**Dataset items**

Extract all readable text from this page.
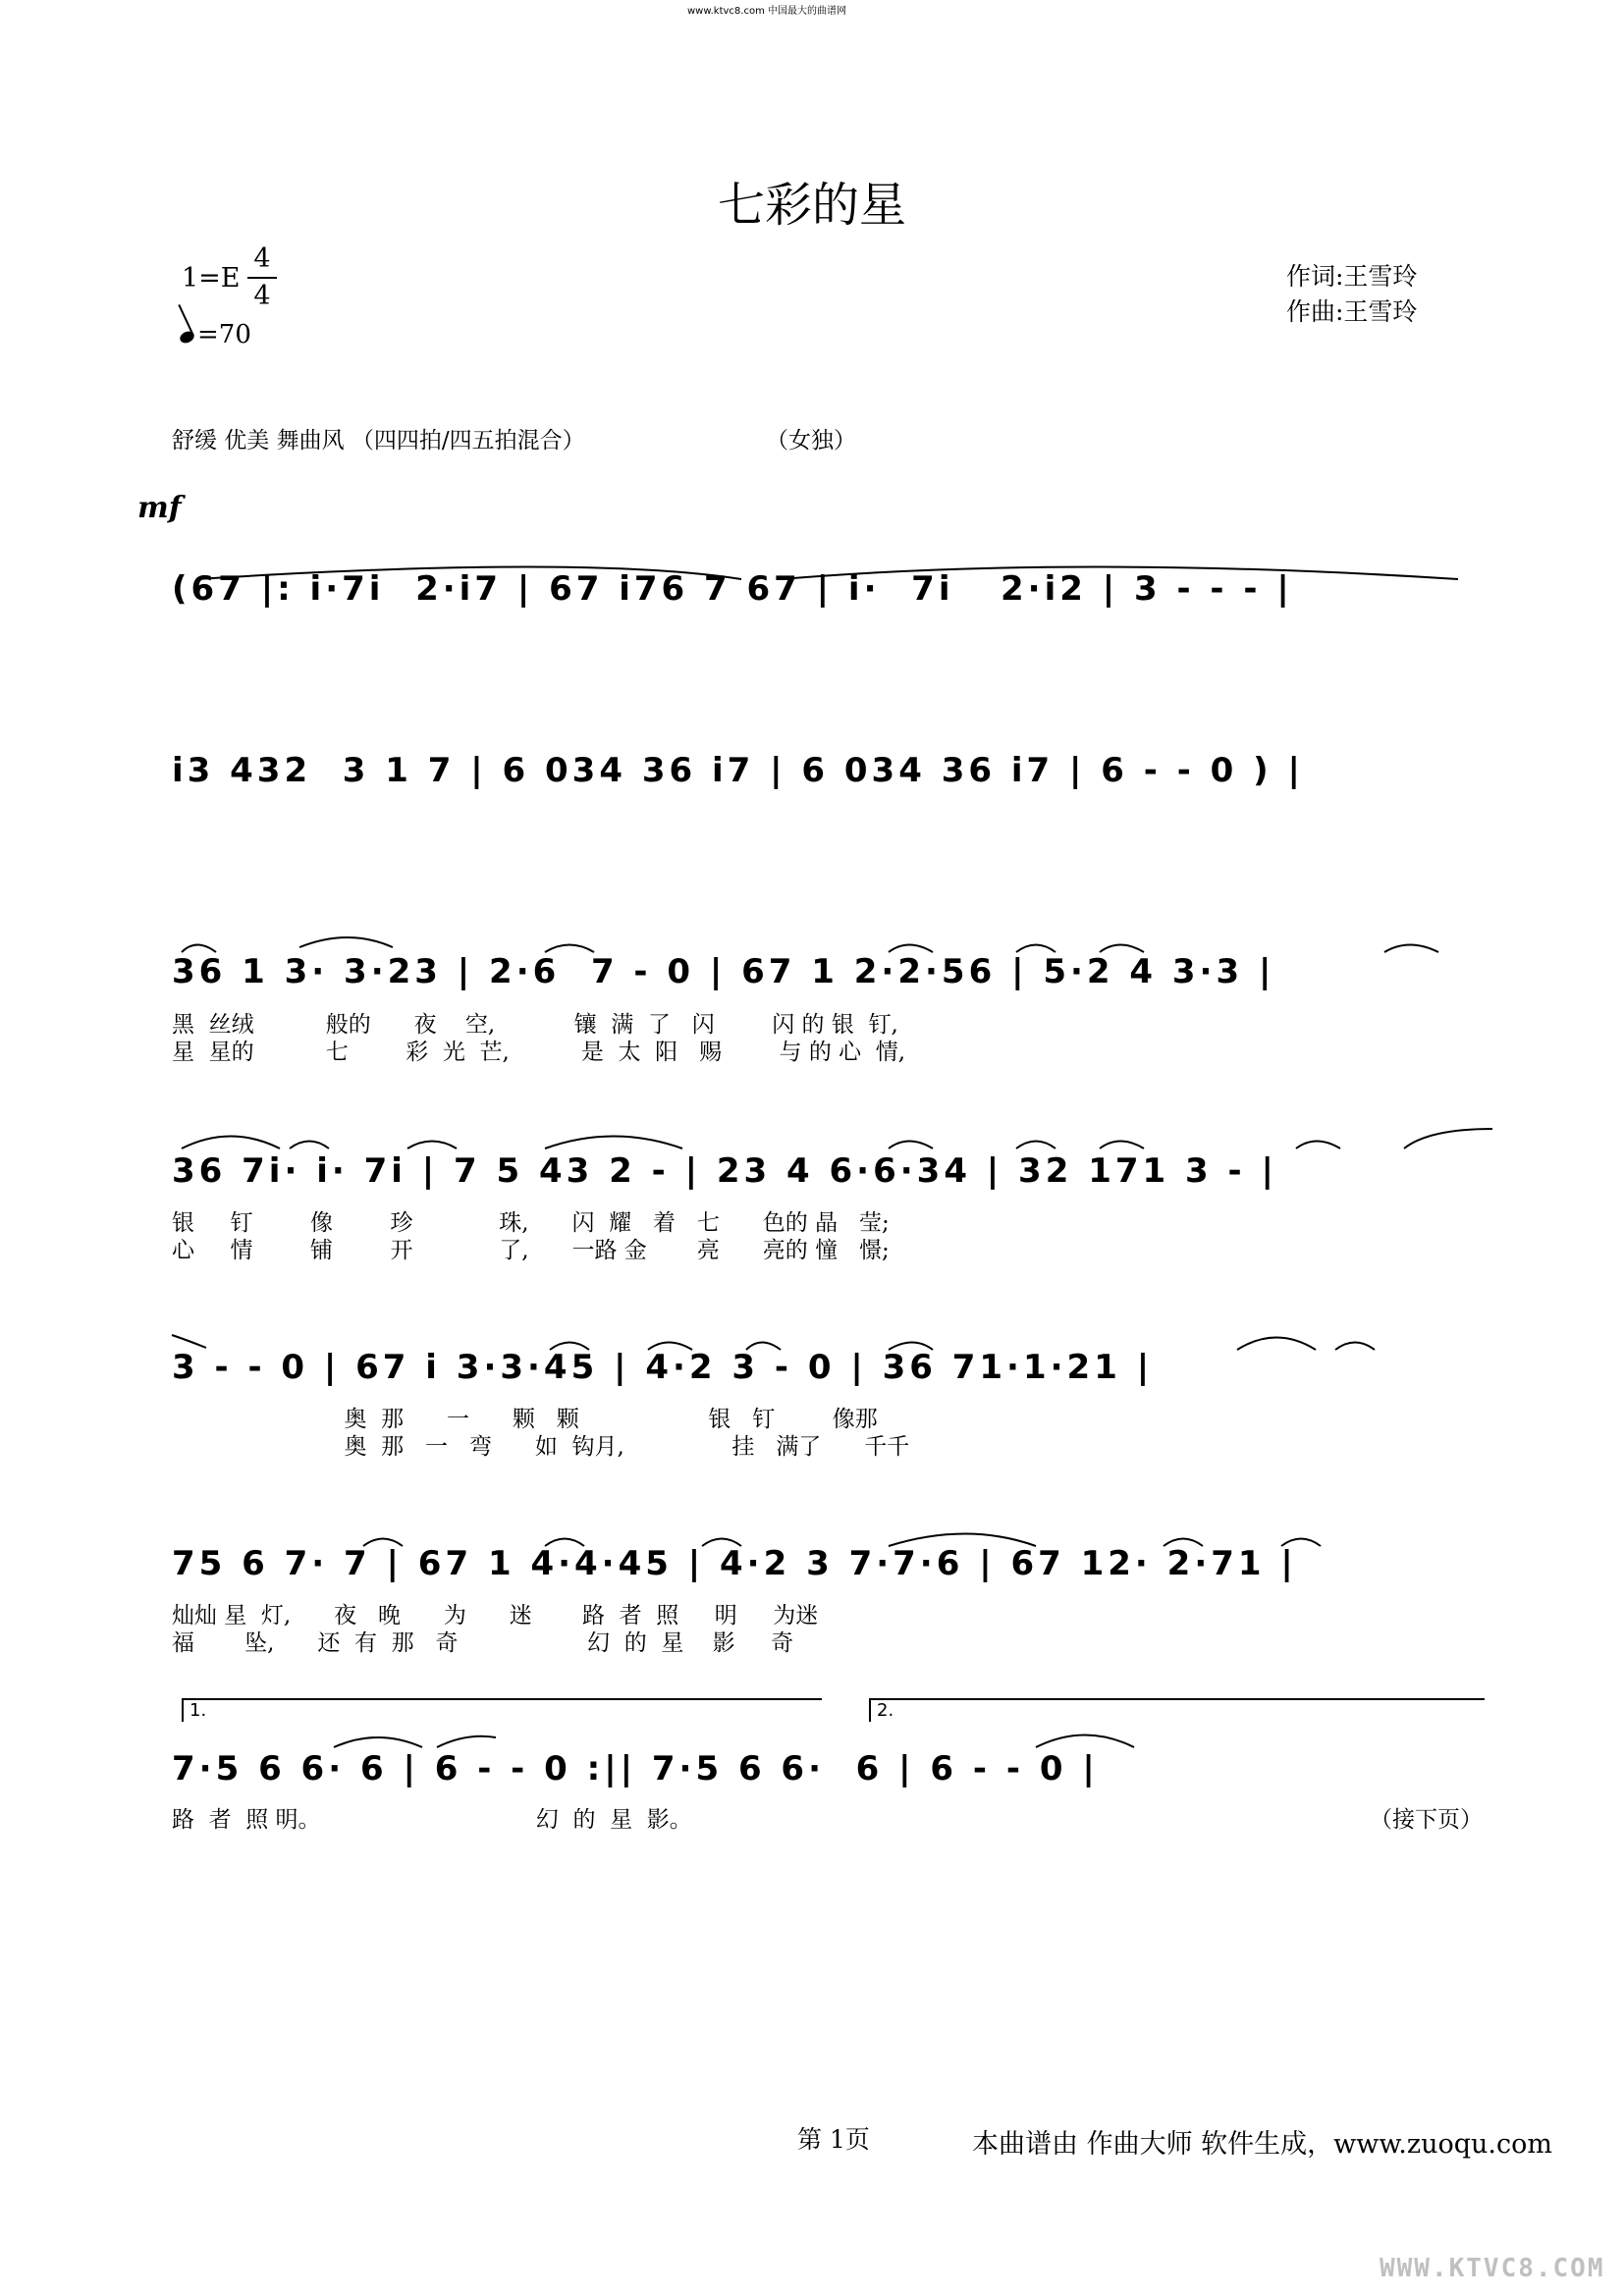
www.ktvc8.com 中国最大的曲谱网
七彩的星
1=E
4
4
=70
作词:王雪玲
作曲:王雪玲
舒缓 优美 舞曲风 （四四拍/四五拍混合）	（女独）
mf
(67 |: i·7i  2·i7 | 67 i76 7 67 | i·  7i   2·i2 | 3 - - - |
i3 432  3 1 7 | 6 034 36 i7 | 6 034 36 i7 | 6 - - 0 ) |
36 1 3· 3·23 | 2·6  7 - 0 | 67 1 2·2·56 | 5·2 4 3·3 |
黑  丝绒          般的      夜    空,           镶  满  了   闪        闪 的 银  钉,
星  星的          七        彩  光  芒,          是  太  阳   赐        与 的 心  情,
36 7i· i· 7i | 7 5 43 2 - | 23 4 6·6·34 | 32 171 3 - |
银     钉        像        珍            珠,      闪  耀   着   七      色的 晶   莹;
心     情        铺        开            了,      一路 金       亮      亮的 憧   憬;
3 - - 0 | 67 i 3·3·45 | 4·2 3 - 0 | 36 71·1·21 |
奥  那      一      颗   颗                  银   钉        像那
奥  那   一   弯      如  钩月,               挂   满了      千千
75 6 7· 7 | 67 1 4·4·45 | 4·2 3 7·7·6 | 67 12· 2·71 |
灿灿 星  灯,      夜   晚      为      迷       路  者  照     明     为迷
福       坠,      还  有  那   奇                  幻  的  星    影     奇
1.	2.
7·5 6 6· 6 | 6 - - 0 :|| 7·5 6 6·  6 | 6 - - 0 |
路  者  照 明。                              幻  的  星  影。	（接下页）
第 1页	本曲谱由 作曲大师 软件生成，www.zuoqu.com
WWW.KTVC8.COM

**TASK STATEMENT**
Output every entry exactly as given; pictures are not part of the copy.

**EXERCISE RESULT**
Extract all readable text from this page.
www.ktvc8.com 中国最大的曲谱网
七彩的星
1=E
4
4
=70
作词:王雪玲
作曲:王雪玲
舒缓 优美 舞曲风 （四四拍/四五拍混合）	（女独）
mf
(67 |: i·7i  2·i7 | 67 i76 7 67 | i·  7i   2·i2 | 3 - - - |
i3 432  3 1 7 | 6 034 36 i7 | 6 034 36 i7 | 6 - - 0 ) |
36 1 3· 3·23 | 2·6  7 - 0 | 67 1 2·2·56 | 5·2 4 3·3 |
黑  丝绒          般的      夜    空,           镶  满  了   闪        闪 的 银  钉,
星  星的          七        彩  光  芒,          是  太  阳   赐        与 的 心  情,
36 7i· i· 7i | 7 5 43 2 - | 23 4 6·6·34 | 32 171 3 - |
银     钉        像        珍            珠,      闪  耀   着   七      色的 晶   莹;
心     情        铺        开            了,      一路 金       亮      亮的 憧   憬;
3 - - 0 | 67 i 3·3·45 | 4·2 3 - 0 | 36 71·1·21 |
奥  那      一      颗   颗                  银   钉        像那
奥  那   一   弯      如  钩月,               挂   满了      千千
75 6 7· 7 | 67 1 4·4·45 | 4·2 3 7·7·6 | 67 12· 2·71 |
灿灿 星  灯,      夜   晚      为      迷       路  者  照     明     为迷
福       坠,      还  有  那   奇                  幻  的  星    影     奇
1.	2.
7·5 6 6· 6 | 6 - - 0 :|| 7·5 6 6·  6 | 6 - - 0 |
路  者  照 明。                              幻  的  星  影。	（接下页）
第 1页	本曲谱由 作曲大师 软件生成，www.zuoqu.com
WWW.KTVC8.COM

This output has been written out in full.